-- Start of Raw records --
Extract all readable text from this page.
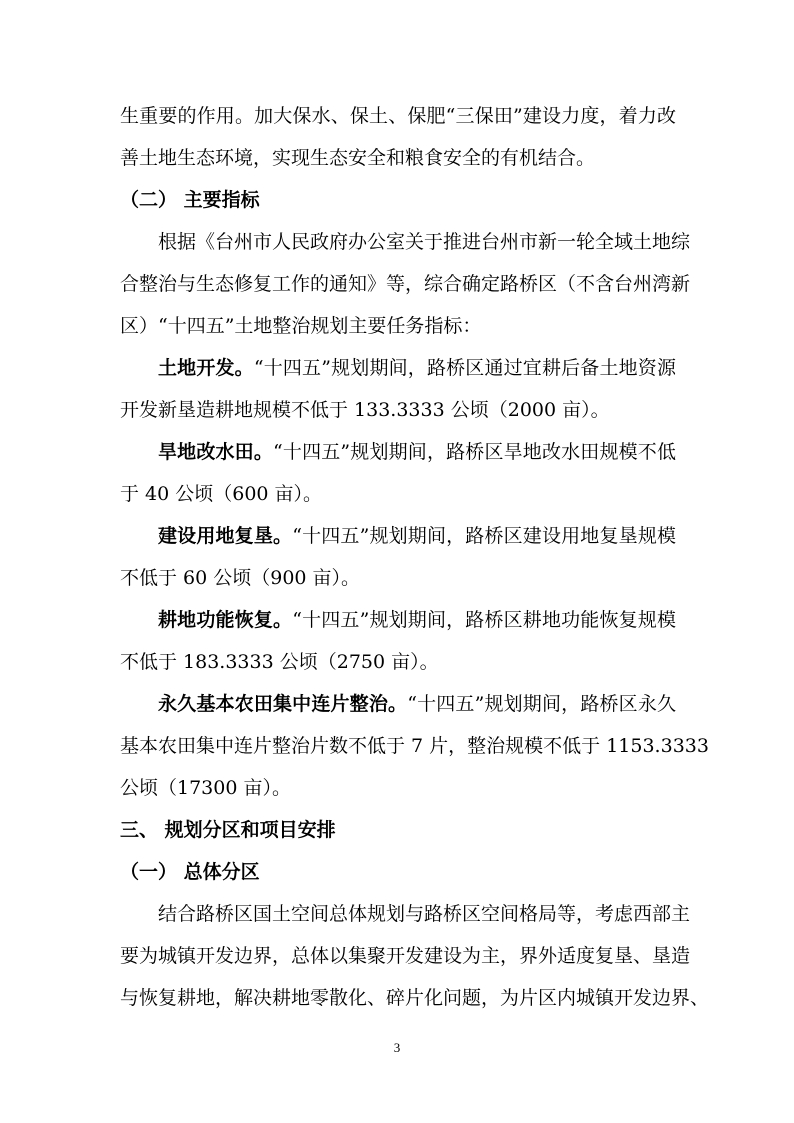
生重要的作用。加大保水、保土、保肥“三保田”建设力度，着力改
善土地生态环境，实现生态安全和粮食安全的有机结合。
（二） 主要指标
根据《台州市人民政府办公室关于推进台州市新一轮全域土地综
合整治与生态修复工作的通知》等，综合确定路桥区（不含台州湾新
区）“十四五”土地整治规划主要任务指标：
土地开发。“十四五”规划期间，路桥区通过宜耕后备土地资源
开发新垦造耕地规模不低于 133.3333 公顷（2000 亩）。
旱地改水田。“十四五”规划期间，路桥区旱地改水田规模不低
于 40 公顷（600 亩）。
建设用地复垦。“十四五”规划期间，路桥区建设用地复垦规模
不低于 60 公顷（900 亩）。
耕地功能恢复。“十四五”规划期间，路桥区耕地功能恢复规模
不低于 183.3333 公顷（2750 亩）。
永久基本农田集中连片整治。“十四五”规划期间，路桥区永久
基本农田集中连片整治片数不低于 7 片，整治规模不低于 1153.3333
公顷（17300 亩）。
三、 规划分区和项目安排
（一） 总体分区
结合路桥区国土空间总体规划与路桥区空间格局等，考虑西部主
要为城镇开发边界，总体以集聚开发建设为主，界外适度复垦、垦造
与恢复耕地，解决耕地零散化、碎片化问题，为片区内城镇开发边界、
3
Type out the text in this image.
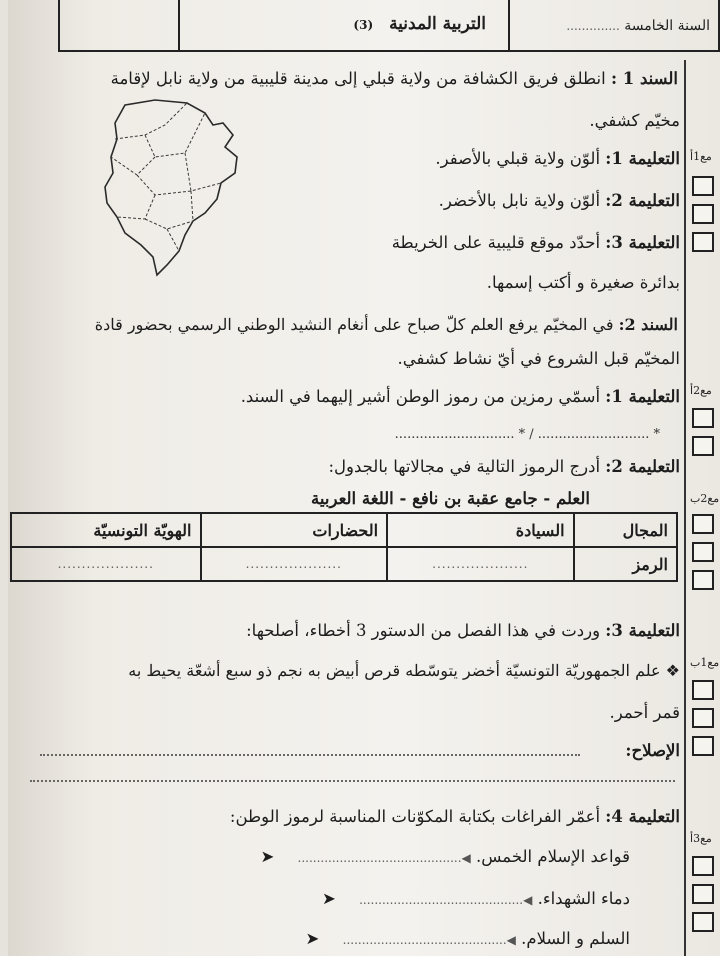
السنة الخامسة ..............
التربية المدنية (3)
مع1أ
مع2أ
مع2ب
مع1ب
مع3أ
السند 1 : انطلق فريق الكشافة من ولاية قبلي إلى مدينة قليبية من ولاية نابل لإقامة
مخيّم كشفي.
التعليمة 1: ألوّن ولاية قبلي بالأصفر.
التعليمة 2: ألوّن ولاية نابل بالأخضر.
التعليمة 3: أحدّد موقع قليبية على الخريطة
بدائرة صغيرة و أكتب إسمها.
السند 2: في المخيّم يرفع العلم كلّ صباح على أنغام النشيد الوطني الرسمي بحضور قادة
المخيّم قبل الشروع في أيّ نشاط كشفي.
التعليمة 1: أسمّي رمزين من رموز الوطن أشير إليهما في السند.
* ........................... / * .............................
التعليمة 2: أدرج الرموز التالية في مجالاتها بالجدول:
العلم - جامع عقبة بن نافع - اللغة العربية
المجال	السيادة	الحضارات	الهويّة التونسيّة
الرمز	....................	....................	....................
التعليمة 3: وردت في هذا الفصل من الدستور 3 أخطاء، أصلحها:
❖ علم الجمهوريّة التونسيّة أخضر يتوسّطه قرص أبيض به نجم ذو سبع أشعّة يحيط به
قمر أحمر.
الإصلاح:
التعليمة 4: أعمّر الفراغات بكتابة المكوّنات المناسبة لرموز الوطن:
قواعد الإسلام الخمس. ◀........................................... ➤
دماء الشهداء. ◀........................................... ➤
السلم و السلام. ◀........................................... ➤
-- End of Raw records --
● Written instruction:
For the records above, state how many lines include the string "نابل", giving the number and nothing else.

● Finished exercise:
2